- **Do this**
Extract every line that includes the string "humidity".
━━━ Dataset entries
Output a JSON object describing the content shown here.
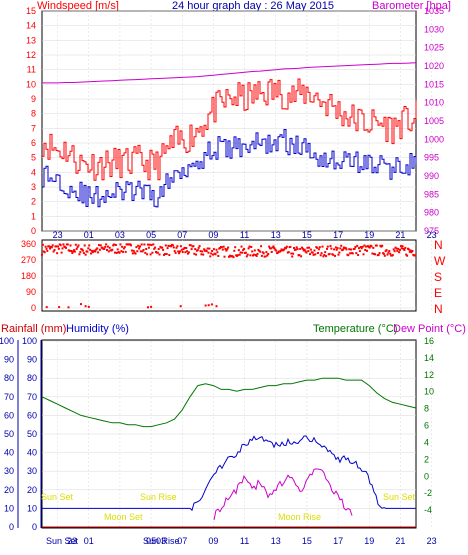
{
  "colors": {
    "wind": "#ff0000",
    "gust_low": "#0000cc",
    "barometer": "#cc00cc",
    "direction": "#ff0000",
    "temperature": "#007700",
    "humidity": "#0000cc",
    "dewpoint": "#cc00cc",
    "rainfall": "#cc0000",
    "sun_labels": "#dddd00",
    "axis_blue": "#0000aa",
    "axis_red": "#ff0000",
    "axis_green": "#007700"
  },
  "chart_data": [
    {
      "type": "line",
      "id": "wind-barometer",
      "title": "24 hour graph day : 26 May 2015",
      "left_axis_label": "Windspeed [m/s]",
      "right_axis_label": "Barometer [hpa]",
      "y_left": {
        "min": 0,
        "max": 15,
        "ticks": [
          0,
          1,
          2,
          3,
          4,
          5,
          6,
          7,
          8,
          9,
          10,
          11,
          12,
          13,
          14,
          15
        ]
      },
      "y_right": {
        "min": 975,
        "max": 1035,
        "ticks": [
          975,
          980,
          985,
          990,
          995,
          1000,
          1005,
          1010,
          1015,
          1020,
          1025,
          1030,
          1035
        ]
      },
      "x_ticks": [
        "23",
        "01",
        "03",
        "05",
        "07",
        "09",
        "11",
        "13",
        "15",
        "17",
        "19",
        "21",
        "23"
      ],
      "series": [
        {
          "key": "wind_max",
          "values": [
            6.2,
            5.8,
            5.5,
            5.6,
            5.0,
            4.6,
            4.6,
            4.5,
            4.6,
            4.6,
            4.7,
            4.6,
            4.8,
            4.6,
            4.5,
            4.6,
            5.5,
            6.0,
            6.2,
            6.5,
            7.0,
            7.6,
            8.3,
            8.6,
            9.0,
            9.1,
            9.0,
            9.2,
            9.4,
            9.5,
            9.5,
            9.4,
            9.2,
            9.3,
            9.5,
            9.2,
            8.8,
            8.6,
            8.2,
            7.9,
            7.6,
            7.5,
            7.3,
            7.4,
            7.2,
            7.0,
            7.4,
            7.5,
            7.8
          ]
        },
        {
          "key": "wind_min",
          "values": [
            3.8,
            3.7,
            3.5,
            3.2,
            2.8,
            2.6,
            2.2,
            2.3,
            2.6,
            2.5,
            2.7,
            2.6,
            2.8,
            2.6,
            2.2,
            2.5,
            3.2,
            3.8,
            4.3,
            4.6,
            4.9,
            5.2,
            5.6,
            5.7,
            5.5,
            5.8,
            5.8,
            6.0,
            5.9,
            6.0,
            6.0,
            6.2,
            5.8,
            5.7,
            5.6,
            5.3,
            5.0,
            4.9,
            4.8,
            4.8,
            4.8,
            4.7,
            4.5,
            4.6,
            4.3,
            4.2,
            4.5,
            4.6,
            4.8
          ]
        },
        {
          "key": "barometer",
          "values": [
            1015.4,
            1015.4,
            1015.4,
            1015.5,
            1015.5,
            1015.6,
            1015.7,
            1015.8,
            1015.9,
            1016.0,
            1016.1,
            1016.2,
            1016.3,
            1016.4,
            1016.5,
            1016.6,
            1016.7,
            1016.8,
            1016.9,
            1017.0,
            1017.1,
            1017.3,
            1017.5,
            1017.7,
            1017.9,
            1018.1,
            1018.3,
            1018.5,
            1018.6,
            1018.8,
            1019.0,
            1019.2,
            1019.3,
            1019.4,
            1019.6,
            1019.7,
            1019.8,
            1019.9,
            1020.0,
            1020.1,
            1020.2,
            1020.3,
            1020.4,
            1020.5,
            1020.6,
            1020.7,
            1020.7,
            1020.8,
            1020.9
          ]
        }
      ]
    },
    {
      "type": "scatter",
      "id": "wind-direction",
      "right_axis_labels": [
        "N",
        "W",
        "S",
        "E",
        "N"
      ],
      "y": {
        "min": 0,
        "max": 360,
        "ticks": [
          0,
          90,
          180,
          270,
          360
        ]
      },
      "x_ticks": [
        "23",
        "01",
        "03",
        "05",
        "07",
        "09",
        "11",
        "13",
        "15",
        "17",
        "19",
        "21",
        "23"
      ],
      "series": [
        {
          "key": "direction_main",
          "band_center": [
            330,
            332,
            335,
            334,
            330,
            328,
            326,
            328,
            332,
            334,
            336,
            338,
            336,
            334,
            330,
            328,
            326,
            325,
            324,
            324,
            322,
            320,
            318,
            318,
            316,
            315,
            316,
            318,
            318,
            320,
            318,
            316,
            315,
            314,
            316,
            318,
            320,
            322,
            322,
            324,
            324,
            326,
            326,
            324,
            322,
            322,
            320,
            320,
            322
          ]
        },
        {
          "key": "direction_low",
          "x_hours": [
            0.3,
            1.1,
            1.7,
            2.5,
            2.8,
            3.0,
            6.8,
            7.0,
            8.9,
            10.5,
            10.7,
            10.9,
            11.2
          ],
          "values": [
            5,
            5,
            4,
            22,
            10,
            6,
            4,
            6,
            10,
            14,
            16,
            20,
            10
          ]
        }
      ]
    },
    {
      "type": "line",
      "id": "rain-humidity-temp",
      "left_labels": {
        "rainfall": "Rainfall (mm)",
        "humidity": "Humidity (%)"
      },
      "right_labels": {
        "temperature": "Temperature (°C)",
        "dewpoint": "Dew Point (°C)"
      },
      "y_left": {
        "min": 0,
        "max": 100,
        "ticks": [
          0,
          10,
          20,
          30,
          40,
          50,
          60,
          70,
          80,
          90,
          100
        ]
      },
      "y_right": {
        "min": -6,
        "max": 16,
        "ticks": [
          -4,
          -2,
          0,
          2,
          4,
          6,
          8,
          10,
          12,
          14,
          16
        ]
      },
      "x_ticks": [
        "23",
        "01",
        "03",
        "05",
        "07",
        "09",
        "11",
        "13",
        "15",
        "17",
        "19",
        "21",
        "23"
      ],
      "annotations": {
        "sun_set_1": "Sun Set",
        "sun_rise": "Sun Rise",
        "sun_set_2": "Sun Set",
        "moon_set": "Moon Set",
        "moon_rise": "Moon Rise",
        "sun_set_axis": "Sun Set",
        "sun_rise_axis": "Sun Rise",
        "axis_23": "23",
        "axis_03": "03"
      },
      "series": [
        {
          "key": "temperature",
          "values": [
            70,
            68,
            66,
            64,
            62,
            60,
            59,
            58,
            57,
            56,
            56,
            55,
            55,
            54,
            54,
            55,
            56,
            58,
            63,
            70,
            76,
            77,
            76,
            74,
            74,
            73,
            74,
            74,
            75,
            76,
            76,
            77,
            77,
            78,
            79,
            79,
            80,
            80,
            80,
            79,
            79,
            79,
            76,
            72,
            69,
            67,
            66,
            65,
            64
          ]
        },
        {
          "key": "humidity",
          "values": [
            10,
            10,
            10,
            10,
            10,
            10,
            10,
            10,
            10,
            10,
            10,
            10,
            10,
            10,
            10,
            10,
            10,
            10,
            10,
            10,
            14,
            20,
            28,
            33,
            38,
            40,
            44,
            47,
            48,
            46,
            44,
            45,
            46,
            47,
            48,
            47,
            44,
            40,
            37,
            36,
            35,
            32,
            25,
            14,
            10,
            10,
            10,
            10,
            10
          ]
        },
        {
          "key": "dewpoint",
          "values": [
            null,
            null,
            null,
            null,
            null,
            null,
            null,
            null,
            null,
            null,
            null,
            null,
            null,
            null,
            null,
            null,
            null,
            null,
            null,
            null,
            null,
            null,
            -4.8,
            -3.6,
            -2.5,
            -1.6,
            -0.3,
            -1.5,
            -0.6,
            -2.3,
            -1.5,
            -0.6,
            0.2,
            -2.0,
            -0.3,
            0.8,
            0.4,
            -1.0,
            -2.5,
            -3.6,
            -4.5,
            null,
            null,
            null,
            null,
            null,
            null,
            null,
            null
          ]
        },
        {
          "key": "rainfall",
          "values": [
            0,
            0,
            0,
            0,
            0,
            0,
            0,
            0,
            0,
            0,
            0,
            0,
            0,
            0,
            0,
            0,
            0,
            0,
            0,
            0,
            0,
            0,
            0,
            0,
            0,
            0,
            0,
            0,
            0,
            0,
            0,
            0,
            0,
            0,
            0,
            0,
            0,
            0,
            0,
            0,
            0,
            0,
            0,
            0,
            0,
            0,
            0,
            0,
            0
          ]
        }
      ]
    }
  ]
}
━━━━━━
- **Result of the exercise**
    "humidity": "#0000cc",
      "id": "rain-humidity-temp",
        "humidity": "Humidity (%)"
          "key": "humidity",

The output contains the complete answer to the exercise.